### SET PROBLEM
Transcribe the material verbatim in full; the pictures do not belong in the copy.

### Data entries
........

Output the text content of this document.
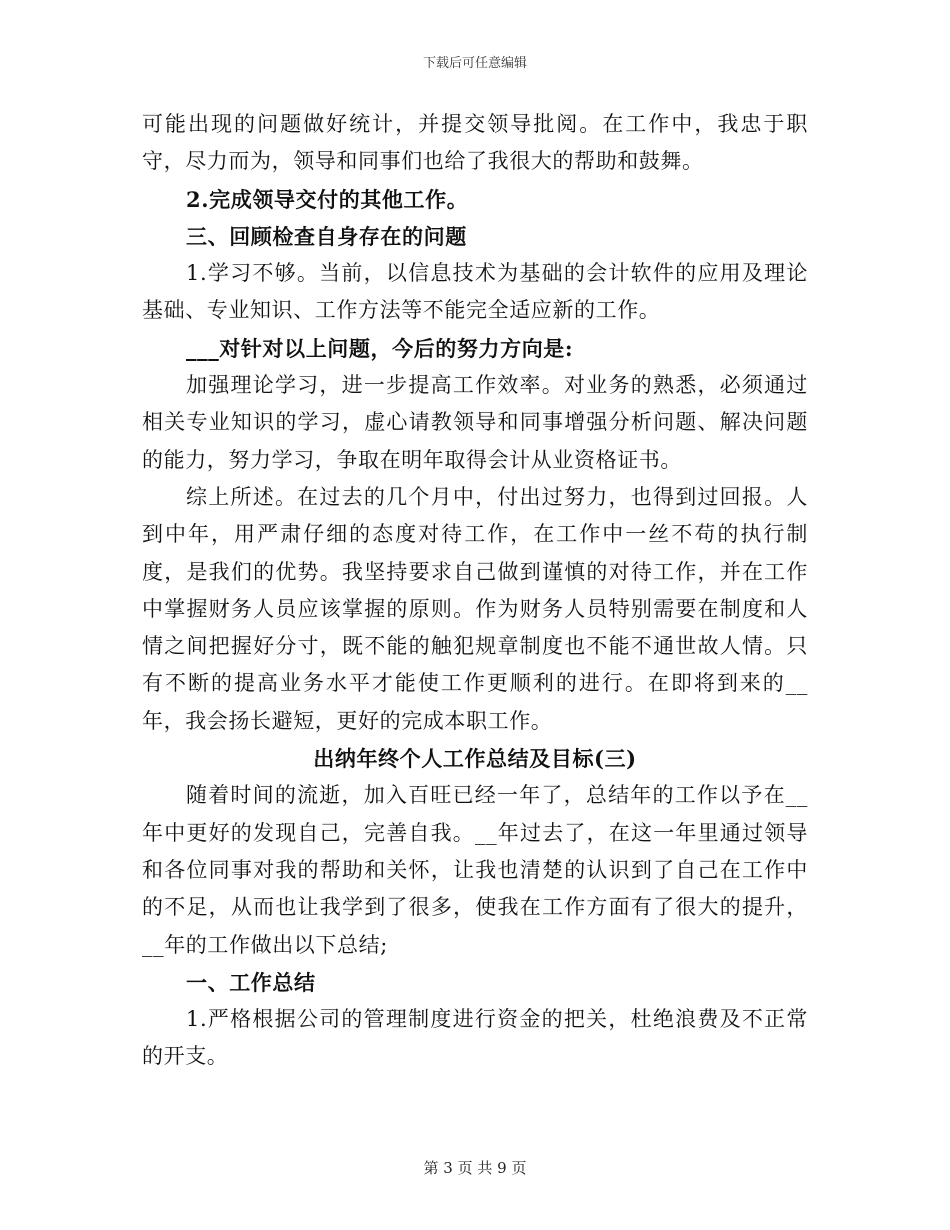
下载后可任意编辑

可能出现的问题做好统计，并提交领导批阅。在工作中，我忠于职守，尽力而为，领导和同事们也给了我很大的帮助和鼓舞。

2.完成领导交付的其他工作。

三、回顾检查自身存在的问题

1.学习不够。当前，以信息技术为基础的会计软件的应用及理论基础、专业知识、工作方法等不能完全适应新的工作。

___对针对以上问题，今后的努力方向是:

加强理论学习，进一步提高工作效率。对业务的熟悉，必须通过相关专业知识的学习，虚心请教领导和同事增强分析问题、解决问题的能力，努力学习，争取在明年取得会计从业资格证书。

综上所述。在过去的几个月中，付出过努力，也得到过回报。人到中年，用严肃仔细的态度对待工作，在工作中一丝不苟的执行制度，是我们的优势。我坚持要求自己做到谨慎的对待工作，并在工作中掌握财务人员应该掌握的原则。作为财务人员特别需要在制度和人情之间把握好分寸，既不能的触犯规章制度也不能不通世故人情。只有不断的提高业务水平才能使工作更顺利的进行。在即将到来的__年，我会扬长避短，更好的完成本职工作。

出纳年终个人工作总结及目标(三)

随着时间的流逝，加入百旺已经一年了，总结年的工作以予在__年中更好的发现自己，完善自我。__年过去了，在这一年里通过领导和各位同事对我的帮助和关怀，让我也清楚的认识到了自己在工作中的不足，从而也让我学到了很多，使我在工作方面有了很大的提升，__年的工作做出以下总结;

一、工作总结

1.严格根据公司的管理制度进行资金的把关，杜绝浪费及不正常的开支。

第 3 页 共 9 页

........

### EXERCISE OUTPUT
Output the text content of this document.
下载后可任意编辑

可能出现的问题做好统计，并提交领导批阅。在工作中，我忠于职守，尽力而为，领导和同事们也给了我很大的帮助和鼓舞。

2.完成领导交付的其他工作。

三、回顾检查自身存在的问题

1.学习不够。当前，以信息技术为基础的会计软件的应用及理论基础、专业知识、工作方法等不能完全适应新的工作。

___对针对以上问题，今后的努力方向是:

加强理论学习，进一步提高工作效率。对业务的熟悉，必须通过相关专业知识的学习，虚心请教领导和同事增强分析问题、解决问题的能力，努力学习，争取在明年取得会计从业资格证书。

综上所述。在过去的几个月中，付出过努力，也得到过回报。人到中年，用严肃仔细的态度对待工作，在工作中一丝不苟的执行制度，是我们的优势。我坚持要求自己做到谨慎的对待工作，并在工作中掌握财务人员应该掌握的原则。作为财务人员特别需要在制度和人情之间把握好分寸，既不能的触犯规章制度也不能不通世故人情。只有不断的提高业务水平才能使工作更顺利的进行。在即将到来的__年，我会扬长避短，更好的完成本职工作。

出纳年终个人工作总结及目标(三)

随着时间的流逝，加入百旺已经一年了，总结年的工作以予在__年中更好的发现自己，完善自我。__年过去了，在这一年里通过领导和各位同事对我的帮助和关怀，让我也清楚的认识到了自己在工作中的不足，从而也让我学到了很多，使我在工作方面有了很大的提升，__年的工作做出以下总结;

一、工作总结

1.严格根据公司的管理制度进行资金的把关，杜绝浪费及不正常的开支。

第 3 页 共 9 页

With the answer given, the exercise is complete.